---------- Document passage ----------

HTTP/2 enables a more efficient use of network resources and a reduced perception of latency by introducing header field compression and allowing multiple concurrent exchanges on the same connection… Specifically, it allows interleaving of request and response messages on the same connection and uses an efficient coding for HTTP header fields. It also allows prioritization of requests, letting more important requests complete more quickly, further improving performance.

The resulting protocol is more friendly to the network, because fewer TCP connections can be used in comparison to HTTP/1.x. This means less competition with other flows, and longer-lived connections, which in turn leads to better utilization of available network capacity. Finally, HTTP/2 also enables more efficient processing of messages through use of binary message framing.

Hypertext Transfer Protocol version 2, Draft 17

If you read through the above HTTP/2 draft statement, you can find the resolution of almost all limitations associated with HTTP/1 protocol. Before we jump into HTTP/2, we need to familiarize ourselves with different terms that are used in the world of HTTP/2.

HTTP/2 Terminologies

Stream: A bidirectional flow of bytes within an established TCP connection, which may carry one or more messages.

Message: A complete sequence of frames that map to a logical request or response message.

Frame: The smallest unit of communication in HTTP/2, each containing a frame header, which at a minimum identifies the stream to which the frame belongs.

  • All communication is performed over a single TCP connection that can carry any number of bidirectional streams.
  • Each stream has a unique identifier and optional priority information that is used to carry bidirectional messages.
  • Each message is a logical HTTP message, such as a request, or response, which consists of one or more frames.
  • The frame is the smallest unit of communication that carries a specific type of data — e.g., HTTP headers, message payload, and so on. Frames from different streams may be interleaved and then reassembled via the embedded stream identifier in the header of each frame.

In short, HTTP/2 breaks down the HTTP protocol communication into an exchange of binary-encoded frames, which are then mapped to messages that belong to a particular stream, and all of which are multiplexed within a single TCP connection. This is the foundation that enables all other features and performance optimizations provided by the HTTP/2 protocol.

Frames -> Messages -> Streams -> A single TCP connection

Features of HTTP/2

  • It’s a binary protocol instead of textual, thus eliminating security concerns associated with the textual nature of HTTP1.x such as response splitting attacks
  • HTTP/2 is fully multiplexed
  • It used header compression HPACK to reduce the overhead size
  • It allows servers to “push” responses proactively into client caches instead of waiting for a new request for each resource
  • It reduces additional round trip times (RTT), making your website load faster without any optimization.

----------

# Goal 1
Express the records, from the first line up to and including the line containing "row-number-cell: 13698: [112, 435, 164, 446]", as a numbered list, leaving out any blank lines.

---------- Materials provided ----------

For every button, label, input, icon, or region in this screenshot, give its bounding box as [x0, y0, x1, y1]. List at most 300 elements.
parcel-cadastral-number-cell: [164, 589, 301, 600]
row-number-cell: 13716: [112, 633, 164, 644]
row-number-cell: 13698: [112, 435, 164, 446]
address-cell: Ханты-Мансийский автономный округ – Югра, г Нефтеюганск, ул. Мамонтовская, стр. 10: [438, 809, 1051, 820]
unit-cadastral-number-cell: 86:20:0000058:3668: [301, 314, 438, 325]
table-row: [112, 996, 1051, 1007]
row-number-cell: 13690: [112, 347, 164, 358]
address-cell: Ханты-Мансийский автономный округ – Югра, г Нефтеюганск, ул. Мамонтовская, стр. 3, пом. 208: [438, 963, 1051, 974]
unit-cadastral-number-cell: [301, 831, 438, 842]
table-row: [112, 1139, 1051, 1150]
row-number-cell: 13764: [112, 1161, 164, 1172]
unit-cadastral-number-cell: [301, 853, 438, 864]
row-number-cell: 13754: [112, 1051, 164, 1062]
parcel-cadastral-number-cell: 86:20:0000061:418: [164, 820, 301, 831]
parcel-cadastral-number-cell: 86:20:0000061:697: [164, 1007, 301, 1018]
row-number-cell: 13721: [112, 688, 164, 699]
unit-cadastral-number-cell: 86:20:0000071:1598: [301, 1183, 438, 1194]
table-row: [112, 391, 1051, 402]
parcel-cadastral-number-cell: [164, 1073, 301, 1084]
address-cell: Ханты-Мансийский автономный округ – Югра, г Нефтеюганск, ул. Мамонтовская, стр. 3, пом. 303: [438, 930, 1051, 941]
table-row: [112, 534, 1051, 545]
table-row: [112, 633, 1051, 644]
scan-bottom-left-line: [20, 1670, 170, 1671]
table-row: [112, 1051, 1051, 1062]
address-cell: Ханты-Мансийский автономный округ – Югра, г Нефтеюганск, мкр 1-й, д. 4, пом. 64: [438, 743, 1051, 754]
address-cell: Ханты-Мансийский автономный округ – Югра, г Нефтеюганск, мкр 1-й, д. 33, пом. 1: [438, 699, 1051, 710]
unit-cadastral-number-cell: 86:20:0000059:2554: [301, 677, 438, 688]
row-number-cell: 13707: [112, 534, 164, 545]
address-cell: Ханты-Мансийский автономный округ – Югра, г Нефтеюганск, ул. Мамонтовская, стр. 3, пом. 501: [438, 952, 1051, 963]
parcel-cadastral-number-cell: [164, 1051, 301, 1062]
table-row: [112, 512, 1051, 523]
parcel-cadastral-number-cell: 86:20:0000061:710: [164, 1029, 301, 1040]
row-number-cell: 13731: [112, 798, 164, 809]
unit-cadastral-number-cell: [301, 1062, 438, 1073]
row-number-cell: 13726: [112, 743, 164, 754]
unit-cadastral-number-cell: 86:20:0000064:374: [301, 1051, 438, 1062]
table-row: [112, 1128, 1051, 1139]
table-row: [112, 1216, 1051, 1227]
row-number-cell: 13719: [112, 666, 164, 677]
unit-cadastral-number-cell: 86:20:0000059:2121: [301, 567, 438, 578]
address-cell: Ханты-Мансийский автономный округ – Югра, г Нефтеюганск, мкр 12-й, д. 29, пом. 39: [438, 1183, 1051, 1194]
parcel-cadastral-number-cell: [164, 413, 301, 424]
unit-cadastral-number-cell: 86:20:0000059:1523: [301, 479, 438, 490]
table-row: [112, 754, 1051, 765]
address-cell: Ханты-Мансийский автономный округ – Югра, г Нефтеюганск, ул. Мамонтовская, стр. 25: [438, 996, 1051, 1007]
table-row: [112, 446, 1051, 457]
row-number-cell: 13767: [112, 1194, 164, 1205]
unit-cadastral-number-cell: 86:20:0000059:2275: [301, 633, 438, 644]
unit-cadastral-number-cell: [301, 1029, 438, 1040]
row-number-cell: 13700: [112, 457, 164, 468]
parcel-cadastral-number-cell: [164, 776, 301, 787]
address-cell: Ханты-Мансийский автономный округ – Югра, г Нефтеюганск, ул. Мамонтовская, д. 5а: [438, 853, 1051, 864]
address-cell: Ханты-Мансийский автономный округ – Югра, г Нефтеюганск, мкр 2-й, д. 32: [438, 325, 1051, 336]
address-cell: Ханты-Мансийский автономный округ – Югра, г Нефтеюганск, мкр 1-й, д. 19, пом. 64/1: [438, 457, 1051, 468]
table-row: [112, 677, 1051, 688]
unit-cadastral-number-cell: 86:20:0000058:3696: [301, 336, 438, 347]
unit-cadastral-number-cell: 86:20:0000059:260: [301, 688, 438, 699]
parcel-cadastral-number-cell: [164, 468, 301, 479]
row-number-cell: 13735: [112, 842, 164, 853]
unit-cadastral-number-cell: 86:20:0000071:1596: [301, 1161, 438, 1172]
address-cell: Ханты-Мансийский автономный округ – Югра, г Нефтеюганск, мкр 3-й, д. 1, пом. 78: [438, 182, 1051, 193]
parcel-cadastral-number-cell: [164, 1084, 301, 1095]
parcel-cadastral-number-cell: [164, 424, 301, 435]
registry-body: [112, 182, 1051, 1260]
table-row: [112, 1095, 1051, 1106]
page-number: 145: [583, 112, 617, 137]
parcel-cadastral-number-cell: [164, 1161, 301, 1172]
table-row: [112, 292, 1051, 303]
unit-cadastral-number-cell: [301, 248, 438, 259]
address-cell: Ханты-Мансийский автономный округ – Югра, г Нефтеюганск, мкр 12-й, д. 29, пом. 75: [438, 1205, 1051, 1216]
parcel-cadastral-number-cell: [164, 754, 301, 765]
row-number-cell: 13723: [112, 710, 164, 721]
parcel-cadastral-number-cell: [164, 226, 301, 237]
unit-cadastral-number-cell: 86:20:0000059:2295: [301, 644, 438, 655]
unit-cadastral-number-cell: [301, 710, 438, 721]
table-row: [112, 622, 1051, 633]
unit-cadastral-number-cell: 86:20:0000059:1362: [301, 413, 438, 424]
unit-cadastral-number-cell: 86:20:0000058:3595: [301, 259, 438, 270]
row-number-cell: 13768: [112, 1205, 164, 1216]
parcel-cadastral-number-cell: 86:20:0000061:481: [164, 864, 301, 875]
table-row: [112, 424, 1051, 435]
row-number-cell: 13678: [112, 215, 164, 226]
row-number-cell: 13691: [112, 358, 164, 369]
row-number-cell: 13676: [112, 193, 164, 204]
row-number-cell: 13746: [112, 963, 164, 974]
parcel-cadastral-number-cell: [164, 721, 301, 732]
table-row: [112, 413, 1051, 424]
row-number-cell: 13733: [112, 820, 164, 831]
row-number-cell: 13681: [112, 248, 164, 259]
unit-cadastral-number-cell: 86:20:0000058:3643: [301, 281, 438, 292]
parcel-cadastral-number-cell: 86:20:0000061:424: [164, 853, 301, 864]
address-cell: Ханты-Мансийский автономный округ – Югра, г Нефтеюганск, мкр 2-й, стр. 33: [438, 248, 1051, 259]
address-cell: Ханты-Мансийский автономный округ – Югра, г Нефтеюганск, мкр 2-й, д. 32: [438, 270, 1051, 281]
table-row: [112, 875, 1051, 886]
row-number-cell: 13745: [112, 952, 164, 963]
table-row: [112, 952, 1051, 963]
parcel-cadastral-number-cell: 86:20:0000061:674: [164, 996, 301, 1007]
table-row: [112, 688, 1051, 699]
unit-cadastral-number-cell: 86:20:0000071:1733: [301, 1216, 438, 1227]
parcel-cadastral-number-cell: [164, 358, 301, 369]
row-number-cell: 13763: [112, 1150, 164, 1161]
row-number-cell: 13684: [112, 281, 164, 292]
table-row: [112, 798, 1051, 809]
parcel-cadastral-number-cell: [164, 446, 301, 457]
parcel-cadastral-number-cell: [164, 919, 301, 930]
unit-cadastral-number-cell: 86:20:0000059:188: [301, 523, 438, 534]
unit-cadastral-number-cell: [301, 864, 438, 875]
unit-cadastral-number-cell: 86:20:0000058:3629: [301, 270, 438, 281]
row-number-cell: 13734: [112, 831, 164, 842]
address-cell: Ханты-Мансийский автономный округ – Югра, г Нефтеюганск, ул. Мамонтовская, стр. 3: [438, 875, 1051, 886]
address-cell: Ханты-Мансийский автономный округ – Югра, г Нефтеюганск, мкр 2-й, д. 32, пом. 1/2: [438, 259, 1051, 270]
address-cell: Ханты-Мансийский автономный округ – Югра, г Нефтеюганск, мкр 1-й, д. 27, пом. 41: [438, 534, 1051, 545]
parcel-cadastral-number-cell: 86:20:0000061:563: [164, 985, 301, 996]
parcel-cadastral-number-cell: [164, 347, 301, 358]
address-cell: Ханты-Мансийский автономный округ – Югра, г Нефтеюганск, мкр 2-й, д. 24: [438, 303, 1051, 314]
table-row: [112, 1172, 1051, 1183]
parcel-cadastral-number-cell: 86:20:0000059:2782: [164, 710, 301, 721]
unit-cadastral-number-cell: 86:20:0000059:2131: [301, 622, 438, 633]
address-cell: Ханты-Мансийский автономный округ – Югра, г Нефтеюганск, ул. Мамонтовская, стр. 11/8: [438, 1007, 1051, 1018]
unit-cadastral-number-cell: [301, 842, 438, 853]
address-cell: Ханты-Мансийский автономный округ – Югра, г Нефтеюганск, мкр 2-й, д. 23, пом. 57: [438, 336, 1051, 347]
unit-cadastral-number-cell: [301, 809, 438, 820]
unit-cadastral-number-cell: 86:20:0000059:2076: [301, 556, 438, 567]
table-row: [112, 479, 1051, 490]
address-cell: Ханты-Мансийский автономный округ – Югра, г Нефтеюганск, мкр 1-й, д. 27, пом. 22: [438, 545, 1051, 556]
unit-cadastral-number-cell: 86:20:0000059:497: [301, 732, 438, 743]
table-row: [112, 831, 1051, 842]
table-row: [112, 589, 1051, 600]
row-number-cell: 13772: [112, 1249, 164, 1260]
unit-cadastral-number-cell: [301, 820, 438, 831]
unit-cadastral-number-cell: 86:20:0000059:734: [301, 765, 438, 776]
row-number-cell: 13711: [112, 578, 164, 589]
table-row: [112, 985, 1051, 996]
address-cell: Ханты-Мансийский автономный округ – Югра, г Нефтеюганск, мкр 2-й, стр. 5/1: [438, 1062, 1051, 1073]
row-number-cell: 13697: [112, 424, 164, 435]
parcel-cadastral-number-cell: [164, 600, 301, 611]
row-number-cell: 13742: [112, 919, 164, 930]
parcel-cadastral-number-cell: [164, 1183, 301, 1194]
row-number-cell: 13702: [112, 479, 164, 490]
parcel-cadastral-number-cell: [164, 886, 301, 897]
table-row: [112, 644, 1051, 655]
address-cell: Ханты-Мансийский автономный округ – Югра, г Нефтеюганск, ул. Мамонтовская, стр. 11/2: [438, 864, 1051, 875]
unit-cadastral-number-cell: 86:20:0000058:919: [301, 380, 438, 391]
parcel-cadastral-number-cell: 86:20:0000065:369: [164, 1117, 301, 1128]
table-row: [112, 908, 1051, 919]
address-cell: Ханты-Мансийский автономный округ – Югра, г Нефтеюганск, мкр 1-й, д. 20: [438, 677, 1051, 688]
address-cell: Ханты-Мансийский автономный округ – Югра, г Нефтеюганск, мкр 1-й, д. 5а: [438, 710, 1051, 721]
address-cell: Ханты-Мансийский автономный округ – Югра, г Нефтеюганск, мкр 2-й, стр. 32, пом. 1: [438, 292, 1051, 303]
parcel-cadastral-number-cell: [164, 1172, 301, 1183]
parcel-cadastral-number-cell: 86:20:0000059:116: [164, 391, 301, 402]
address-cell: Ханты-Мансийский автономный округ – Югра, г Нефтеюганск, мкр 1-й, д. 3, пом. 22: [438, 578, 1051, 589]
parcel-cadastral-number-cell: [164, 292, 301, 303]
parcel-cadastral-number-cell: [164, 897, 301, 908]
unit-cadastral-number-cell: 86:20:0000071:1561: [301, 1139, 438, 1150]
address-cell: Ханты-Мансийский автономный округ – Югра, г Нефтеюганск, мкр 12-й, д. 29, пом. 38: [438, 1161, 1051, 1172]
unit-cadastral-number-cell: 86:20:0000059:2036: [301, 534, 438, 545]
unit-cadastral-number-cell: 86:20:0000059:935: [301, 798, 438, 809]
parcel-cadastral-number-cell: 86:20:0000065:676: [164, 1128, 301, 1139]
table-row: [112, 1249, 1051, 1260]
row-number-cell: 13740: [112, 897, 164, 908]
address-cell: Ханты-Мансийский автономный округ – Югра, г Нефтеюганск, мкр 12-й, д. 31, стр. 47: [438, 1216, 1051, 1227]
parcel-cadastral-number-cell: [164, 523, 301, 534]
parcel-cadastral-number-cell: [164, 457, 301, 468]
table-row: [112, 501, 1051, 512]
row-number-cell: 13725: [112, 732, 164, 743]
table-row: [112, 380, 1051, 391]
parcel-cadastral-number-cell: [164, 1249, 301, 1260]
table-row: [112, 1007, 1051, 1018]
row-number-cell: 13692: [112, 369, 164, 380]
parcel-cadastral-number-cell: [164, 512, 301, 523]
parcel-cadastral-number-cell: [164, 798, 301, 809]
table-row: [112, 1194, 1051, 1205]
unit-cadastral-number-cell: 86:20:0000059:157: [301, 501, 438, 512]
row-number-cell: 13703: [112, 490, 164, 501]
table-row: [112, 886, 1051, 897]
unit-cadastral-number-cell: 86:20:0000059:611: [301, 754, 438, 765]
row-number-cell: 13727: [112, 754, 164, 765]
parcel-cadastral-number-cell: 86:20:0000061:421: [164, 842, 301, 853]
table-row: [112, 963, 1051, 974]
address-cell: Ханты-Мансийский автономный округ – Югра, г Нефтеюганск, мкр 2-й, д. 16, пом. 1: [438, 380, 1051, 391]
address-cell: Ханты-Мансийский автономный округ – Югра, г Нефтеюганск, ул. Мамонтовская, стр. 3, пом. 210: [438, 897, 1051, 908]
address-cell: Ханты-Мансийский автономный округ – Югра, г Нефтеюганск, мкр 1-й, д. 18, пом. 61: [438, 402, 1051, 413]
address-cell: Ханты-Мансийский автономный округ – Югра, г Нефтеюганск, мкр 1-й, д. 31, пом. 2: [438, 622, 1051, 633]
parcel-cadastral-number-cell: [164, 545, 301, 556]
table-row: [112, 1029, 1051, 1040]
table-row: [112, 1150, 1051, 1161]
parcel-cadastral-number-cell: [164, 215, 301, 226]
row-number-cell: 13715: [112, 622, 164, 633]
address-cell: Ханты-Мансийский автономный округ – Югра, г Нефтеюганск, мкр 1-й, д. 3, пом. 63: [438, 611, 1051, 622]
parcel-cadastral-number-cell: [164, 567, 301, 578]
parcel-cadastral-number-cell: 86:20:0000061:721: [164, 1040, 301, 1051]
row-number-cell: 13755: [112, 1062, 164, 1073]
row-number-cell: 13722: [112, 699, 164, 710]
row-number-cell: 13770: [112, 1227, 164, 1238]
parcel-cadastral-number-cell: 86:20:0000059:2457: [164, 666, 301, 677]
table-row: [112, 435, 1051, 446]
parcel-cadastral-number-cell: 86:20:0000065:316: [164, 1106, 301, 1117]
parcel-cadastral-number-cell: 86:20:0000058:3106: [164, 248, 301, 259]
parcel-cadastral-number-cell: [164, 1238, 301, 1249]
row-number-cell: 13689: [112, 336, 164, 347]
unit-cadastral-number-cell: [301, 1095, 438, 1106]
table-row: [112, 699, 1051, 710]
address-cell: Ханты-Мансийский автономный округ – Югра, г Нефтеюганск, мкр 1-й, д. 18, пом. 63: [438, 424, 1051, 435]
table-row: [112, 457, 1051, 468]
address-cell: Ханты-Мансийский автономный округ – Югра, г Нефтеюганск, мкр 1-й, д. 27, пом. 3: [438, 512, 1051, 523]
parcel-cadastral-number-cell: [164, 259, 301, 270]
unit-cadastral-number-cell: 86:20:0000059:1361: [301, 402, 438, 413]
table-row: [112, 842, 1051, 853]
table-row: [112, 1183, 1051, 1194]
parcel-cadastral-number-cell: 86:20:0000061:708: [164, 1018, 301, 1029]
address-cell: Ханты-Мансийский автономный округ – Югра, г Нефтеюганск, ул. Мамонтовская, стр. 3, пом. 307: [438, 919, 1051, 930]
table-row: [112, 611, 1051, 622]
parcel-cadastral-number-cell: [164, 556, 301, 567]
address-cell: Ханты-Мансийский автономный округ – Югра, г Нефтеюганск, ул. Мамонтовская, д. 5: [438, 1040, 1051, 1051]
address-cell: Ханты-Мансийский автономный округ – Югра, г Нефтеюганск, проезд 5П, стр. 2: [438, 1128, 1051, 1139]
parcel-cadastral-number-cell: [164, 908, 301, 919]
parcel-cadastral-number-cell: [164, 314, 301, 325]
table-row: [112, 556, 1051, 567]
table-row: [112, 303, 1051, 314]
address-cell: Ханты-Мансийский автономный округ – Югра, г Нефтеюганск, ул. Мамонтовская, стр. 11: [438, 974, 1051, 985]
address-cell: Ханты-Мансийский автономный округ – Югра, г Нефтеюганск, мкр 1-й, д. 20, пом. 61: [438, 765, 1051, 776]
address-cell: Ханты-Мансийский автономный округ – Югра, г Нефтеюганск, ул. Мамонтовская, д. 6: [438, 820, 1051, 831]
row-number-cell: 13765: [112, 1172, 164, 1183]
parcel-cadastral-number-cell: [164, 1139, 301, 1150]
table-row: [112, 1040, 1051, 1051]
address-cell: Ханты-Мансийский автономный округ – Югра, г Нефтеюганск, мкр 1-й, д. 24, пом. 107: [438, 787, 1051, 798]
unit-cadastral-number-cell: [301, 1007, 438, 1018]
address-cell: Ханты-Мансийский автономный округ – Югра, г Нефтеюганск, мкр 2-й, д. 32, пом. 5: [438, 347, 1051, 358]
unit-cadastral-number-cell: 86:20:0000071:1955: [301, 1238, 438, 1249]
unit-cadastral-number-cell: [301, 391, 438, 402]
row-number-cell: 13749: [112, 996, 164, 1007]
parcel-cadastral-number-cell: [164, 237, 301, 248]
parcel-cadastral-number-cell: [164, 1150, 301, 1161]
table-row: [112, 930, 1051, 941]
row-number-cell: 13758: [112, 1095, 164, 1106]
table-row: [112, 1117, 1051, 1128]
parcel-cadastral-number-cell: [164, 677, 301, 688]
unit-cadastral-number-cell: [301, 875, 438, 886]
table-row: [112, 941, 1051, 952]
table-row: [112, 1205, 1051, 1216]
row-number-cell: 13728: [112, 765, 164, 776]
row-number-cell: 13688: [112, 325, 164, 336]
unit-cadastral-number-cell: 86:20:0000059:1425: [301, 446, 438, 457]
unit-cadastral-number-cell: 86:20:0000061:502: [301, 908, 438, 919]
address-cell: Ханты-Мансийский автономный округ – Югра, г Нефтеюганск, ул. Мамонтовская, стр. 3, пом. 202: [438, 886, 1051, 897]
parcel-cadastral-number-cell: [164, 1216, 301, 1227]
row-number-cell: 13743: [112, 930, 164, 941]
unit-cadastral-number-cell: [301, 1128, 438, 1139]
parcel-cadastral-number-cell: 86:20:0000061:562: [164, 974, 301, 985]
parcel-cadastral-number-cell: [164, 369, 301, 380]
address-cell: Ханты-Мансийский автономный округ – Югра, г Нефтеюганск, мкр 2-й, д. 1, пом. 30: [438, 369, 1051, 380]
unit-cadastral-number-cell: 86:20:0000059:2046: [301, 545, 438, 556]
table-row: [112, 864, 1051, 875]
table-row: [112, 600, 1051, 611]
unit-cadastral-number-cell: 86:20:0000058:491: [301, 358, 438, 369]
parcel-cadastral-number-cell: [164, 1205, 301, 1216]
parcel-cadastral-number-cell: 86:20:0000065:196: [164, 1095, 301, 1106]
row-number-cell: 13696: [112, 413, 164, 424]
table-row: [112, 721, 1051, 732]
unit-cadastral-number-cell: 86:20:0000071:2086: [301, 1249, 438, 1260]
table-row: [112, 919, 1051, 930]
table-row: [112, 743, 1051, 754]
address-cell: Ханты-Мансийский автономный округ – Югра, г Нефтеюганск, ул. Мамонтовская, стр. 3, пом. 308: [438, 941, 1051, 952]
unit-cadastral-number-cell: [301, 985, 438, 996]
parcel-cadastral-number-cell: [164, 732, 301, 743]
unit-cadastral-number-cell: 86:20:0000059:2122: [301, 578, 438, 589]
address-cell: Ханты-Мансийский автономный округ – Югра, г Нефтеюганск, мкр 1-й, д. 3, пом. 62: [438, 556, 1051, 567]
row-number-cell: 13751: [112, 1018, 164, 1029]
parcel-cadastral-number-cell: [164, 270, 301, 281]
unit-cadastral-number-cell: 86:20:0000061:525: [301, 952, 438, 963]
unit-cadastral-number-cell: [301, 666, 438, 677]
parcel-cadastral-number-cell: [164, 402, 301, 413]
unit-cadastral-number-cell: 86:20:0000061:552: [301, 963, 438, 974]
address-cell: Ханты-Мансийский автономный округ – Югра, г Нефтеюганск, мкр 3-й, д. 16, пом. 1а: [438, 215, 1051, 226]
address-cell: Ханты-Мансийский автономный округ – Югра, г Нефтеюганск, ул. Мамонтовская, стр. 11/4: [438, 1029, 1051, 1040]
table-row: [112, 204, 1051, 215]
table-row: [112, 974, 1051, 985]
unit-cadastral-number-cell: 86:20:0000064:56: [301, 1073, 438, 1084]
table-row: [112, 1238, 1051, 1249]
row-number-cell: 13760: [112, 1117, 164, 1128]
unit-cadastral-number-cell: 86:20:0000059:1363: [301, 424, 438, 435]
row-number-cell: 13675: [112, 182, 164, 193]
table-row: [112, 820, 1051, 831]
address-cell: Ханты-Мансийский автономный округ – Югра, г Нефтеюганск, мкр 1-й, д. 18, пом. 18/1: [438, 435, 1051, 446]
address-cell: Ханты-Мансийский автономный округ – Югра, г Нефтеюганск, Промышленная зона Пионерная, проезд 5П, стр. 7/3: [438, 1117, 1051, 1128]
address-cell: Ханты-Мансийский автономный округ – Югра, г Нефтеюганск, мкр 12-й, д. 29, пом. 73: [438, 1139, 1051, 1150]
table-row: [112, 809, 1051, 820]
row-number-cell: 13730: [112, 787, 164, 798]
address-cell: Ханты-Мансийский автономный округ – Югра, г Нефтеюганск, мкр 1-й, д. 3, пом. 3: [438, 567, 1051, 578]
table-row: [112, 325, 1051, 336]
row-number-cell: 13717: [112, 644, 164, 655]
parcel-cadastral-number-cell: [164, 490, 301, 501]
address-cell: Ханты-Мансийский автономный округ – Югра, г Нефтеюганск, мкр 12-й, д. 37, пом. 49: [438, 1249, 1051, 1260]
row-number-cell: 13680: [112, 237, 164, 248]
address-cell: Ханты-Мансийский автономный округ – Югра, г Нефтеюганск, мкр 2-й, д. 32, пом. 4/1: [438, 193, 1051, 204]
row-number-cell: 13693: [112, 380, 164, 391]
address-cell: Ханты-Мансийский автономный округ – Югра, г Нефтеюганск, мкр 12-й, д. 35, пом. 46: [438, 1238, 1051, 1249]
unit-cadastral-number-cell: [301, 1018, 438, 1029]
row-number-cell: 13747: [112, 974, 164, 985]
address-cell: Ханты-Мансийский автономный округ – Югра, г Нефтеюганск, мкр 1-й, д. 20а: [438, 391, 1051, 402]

----------

# Goal 2
Name every term that the HTTP/2 passage defines under the heading "HTTP/2 Terminologies".

# Task answer 1
1. For every button, label, input, icon, or region in this screenshot, give its bounding box as [x0, y0, x1, y1]. List at most 300 elements.
2. parcel-cadastral-number-cell: [164, 589, 301, 600]
3. row-number-cell: 13716: [112, 633, 164, 644]
4. row-number-cell: 13698: [112, 435, 164, 446]

# Task answer 2
Stream, Message, Frame